[Items from a dataset]

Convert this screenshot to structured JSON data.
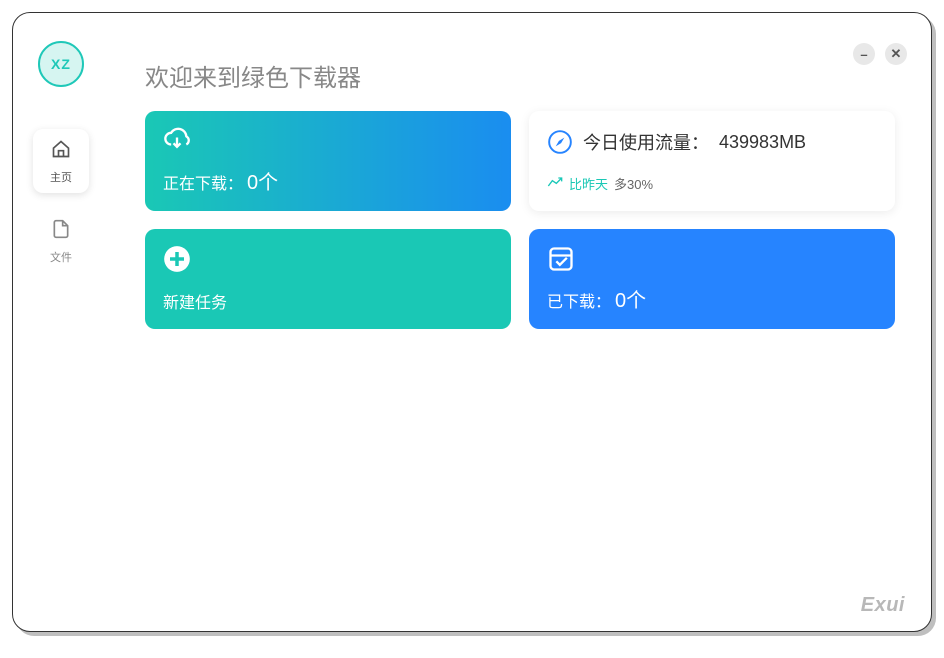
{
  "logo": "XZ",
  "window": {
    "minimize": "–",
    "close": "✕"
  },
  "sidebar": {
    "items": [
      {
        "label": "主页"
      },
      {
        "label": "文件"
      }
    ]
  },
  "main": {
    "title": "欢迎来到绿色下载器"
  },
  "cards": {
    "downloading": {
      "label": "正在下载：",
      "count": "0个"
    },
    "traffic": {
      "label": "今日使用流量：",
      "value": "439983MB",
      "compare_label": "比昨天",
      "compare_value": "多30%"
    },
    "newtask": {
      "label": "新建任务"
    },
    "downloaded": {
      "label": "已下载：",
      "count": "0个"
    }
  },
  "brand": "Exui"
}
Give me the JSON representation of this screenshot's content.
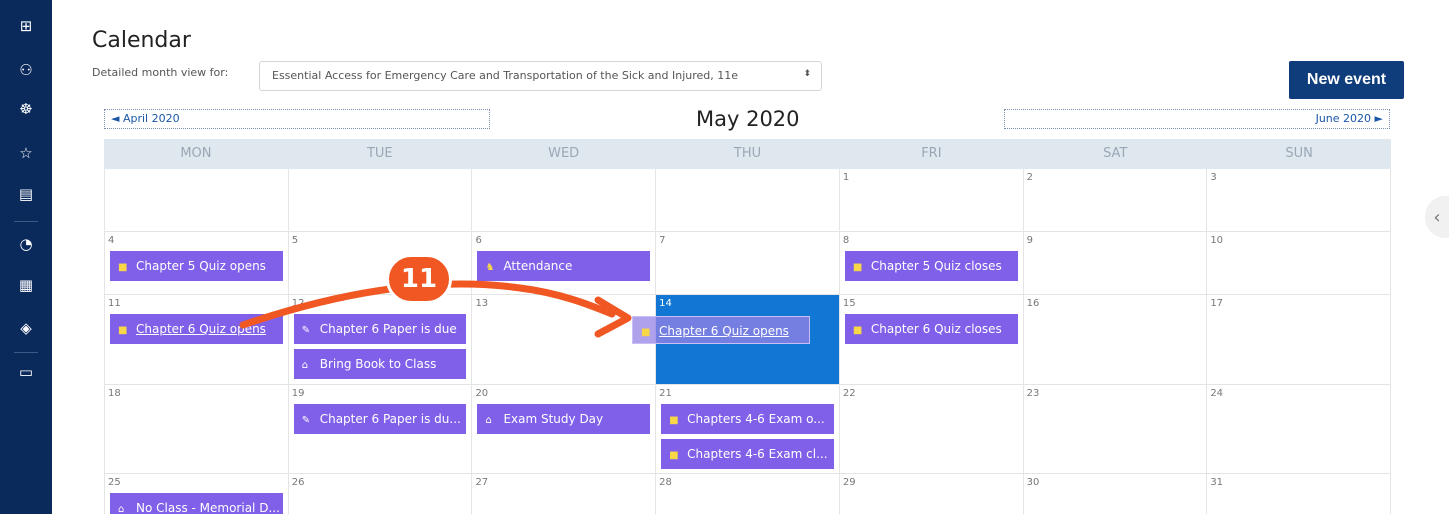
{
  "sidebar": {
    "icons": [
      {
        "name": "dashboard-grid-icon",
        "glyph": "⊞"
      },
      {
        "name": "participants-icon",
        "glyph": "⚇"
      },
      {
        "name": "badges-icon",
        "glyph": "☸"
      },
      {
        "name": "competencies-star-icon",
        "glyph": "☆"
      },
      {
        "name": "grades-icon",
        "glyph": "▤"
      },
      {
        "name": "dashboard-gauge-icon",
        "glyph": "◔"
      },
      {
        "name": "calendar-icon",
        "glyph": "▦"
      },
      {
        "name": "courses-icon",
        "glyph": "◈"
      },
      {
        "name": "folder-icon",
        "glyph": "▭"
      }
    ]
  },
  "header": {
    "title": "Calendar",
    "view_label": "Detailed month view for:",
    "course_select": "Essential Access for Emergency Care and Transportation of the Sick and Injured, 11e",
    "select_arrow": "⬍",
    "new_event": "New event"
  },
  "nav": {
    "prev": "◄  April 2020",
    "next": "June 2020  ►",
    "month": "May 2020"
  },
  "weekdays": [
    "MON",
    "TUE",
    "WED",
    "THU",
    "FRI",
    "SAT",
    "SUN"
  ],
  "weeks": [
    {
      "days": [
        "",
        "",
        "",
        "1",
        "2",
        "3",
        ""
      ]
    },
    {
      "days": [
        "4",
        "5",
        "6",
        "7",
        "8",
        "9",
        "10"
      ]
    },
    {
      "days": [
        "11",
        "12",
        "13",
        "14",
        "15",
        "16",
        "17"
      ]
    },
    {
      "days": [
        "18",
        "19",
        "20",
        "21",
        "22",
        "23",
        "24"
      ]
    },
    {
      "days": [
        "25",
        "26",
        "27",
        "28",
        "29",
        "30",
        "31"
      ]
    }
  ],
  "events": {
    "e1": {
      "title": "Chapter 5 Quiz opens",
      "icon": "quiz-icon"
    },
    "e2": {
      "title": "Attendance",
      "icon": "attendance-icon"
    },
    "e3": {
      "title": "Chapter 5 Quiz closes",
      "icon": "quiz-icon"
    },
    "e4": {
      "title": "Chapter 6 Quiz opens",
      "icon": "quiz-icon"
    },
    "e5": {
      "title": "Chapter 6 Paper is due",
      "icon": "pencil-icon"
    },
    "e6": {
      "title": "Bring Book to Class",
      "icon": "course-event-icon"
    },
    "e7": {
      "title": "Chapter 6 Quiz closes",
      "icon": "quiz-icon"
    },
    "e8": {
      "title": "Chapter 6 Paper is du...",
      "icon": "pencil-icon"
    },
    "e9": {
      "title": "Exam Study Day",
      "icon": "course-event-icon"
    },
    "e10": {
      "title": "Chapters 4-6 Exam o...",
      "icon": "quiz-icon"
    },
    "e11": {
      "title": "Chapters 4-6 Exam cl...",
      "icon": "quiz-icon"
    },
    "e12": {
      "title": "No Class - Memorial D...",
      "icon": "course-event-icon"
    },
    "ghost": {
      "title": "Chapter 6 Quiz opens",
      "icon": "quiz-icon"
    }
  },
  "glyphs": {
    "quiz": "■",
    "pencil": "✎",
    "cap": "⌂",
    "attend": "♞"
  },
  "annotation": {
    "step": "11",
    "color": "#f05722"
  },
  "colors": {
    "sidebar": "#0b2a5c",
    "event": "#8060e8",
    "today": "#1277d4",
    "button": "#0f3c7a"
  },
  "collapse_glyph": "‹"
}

> **Written exercise**
Only lines with the string "screenshot" belong in your answer; copy each one.

> **Output for this task**
Convert this screenshot to structured JSON data.
Give me the JSON representation of this screenshot's content.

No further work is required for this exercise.